_Stated task_
Leaving out every picture, quote the data below exactly as it appears.

_Dataset items_

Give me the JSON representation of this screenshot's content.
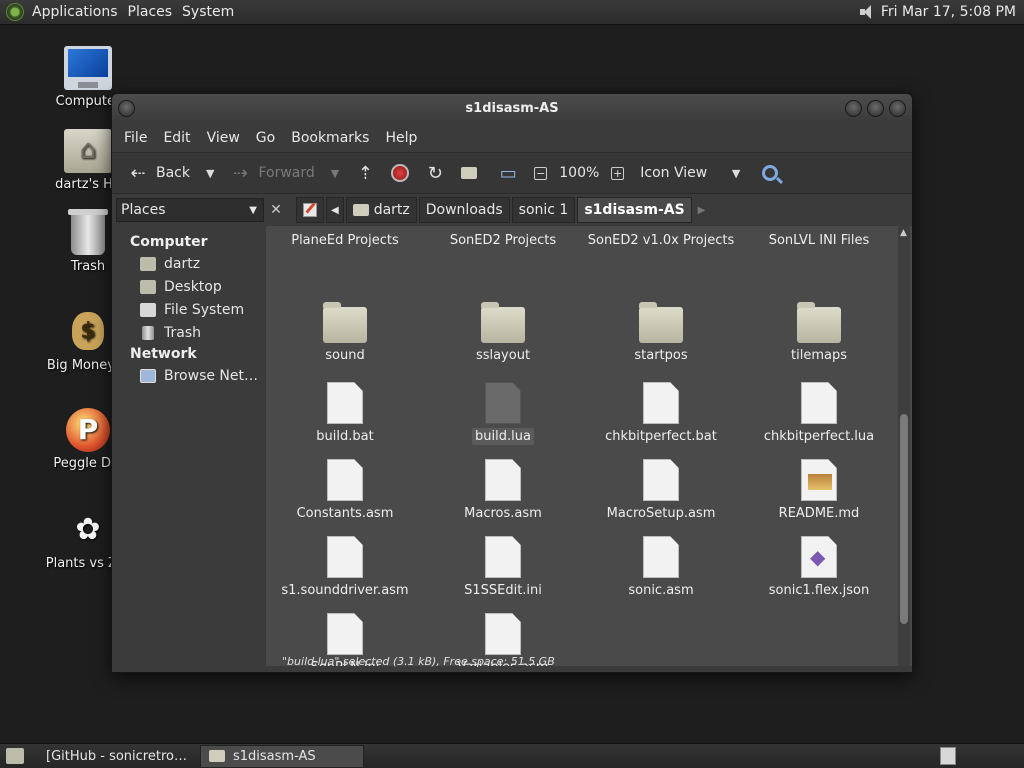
{
  "top_panel": {
    "menus": [
      "Applications",
      "Places",
      "System"
    ],
    "clock": "Fri Mar 17,  5:08 PM"
  },
  "desktop": {
    "icons": [
      {
        "label": "Computer",
        "icon": "computer-icon"
      },
      {
        "label": "dartz's Ho",
        "icon": "home-folder-icon"
      },
      {
        "label": "Trash",
        "icon": "trash-icon"
      },
      {
        "label": "Big Money D",
        "icon": "money-bag-icon"
      },
      {
        "label": "Peggle Del",
        "icon": "peggle-icon"
      },
      {
        "label": "Plants vs Zor",
        "icon": "plants-vs-zombies-icon"
      }
    ]
  },
  "window": {
    "title": "s1disasm-AS",
    "menus": [
      "File",
      "Edit",
      "View",
      "Go",
      "Bookmarks",
      "Help"
    ],
    "toolbar": {
      "back": "Back",
      "forward": "Forward",
      "zoom": "100%",
      "view_mode": "Icon View"
    },
    "sidebar_title": "Places",
    "breadcrumbs": [
      "dartz",
      "Downloads",
      "sonic 1",
      "s1disasm-AS"
    ],
    "sidebar": {
      "computer_heading": "Computer",
      "computer_items": [
        "dartz",
        "Desktop",
        "File System",
        "Trash"
      ],
      "network_heading": "Network",
      "network_items": [
        "Browse Net…"
      ]
    },
    "files": [
      {
        "name": "PlaneEd Projects",
        "type": "header"
      },
      {
        "name": "SonED2 Projects",
        "type": "header"
      },
      {
        "name": "SonED2 v1.0x Projects",
        "type": "header"
      },
      {
        "name": "SonLVL INI Files",
        "type": "header"
      },
      {
        "name": "sound",
        "type": "folder"
      },
      {
        "name": "sslayout",
        "type": "folder"
      },
      {
        "name": "startpos",
        "type": "folder"
      },
      {
        "name": "tilemaps",
        "type": "folder"
      },
      {
        "name": "build.bat",
        "type": "file"
      },
      {
        "name": "build.lua",
        "type": "file-selected"
      },
      {
        "name": "chkbitperfect.bat",
        "type": "file"
      },
      {
        "name": "chkbitperfect.lua",
        "type": "file"
      },
      {
        "name": "Constants.asm",
        "type": "file"
      },
      {
        "name": "Macros.asm",
        "type": "file"
      },
      {
        "name": "MacroSetup.asm",
        "type": "file"
      },
      {
        "name": "README.md",
        "type": "file-readme"
      },
      {
        "name": "s1.sounddriver.asm",
        "type": "file"
      },
      {
        "name": "S1SSEdit.ini",
        "type": "file"
      },
      {
        "name": "sonic.asm",
        "type": "file"
      },
      {
        "name": "sonic1.flex.json",
        "type": "file-json"
      },
      {
        "name": "SonPLN.ini",
        "type": "file"
      },
      {
        "name": "Variables.asm",
        "type": "file"
      }
    ],
    "status": "\"build.lua\" selected (3.1 kB), Free space: 51.5 GB"
  },
  "taskbar": {
    "tasks": [
      "[GitHub - sonicretro…",
      "s1disasm-AS"
    ]
  }
}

_Output for this exercise_
Give me the JSON representation of this screenshot's content.
{
  "top_panel": {
    "menus": [
      "Applications",
      "Places",
      "System"
    ],
    "clock": "Fri Mar 17,  5:08 PM"
  },
  "desktop": {
    "icons": [
      {
        "label": "Computer",
        "icon": "computer-icon"
      },
      {
        "label": "dartz's Ho",
        "icon": "home-folder-icon"
      },
      {
        "label": "Trash",
        "icon": "trash-icon"
      },
      {
        "label": "Big Money D",
        "icon": "money-bag-icon"
      },
      {
        "label": "Peggle Del",
        "icon": "peggle-icon"
      },
      {
        "label": "Plants vs Zor",
        "icon": "plants-vs-zombies-icon"
      }
    ]
  },
  "window": {
    "title": "s1disasm-AS",
    "menus": [
      "File",
      "Edit",
      "View",
      "Go",
      "Bookmarks",
      "Help"
    ],
    "toolbar": {
      "back": "Back",
      "forward": "Forward",
      "zoom": "100%",
      "view_mode": "Icon View"
    },
    "sidebar_title": "Places",
    "breadcrumbs": [
      "dartz",
      "Downloads",
      "sonic 1",
      "s1disasm-AS"
    ],
    "sidebar": {
      "computer_heading": "Computer",
      "computer_items": [
        "dartz",
        "Desktop",
        "File System",
        "Trash"
      ],
      "network_heading": "Network",
      "network_items": [
        "Browse Net…"
      ]
    },
    "files": [
      {
        "name": "PlaneEd Projects",
        "type": "header"
      },
      {
        "name": "SonED2 Projects",
        "type": "header"
      },
      {
        "name": "SonED2 v1.0x Projects",
        "type": "header"
      },
      {
        "name": "SonLVL INI Files",
        "type": "header"
      },
      {
        "name": "sound",
        "type": "folder"
      },
      {
        "name": "sslayout",
        "type": "folder"
      },
      {
        "name": "startpos",
        "type": "folder"
      },
      {
        "name": "tilemaps",
        "type": "folder"
      },
      {
        "name": "build.bat",
        "type": "file"
      },
      {
        "name": "build.lua",
        "type": "file-selected"
      },
      {
        "name": "chkbitperfect.bat",
        "type": "file"
      },
      {
        "name": "chkbitperfect.lua",
        "type": "file"
      },
      {
        "name": "Constants.asm",
        "type": "file"
      },
      {
        "name": "Macros.asm",
        "type": "file"
      },
      {
        "name": "MacroSetup.asm",
        "type": "file"
      },
      {
        "name": "README.md",
        "type": "file-readme"
      },
      {
        "name": "s1.sounddriver.asm",
        "type": "file"
      },
      {
        "name": "S1SSEdit.ini",
        "type": "file"
      },
      {
        "name": "sonic.asm",
        "type": "file"
      },
      {
        "name": "sonic1.flex.json",
        "type": "file-json"
      },
      {
        "name": "SonPLN.ini",
        "type": "file"
      },
      {
        "name": "Variables.asm",
        "type": "file"
      }
    ],
    "status": "\"build.lua\" selected (3.1 kB), Free space: 51.5 GB"
  },
  "taskbar": {
    "tasks": [
      "[GitHub - sonicretro…",
      "s1disasm-AS"
    ]
  }
}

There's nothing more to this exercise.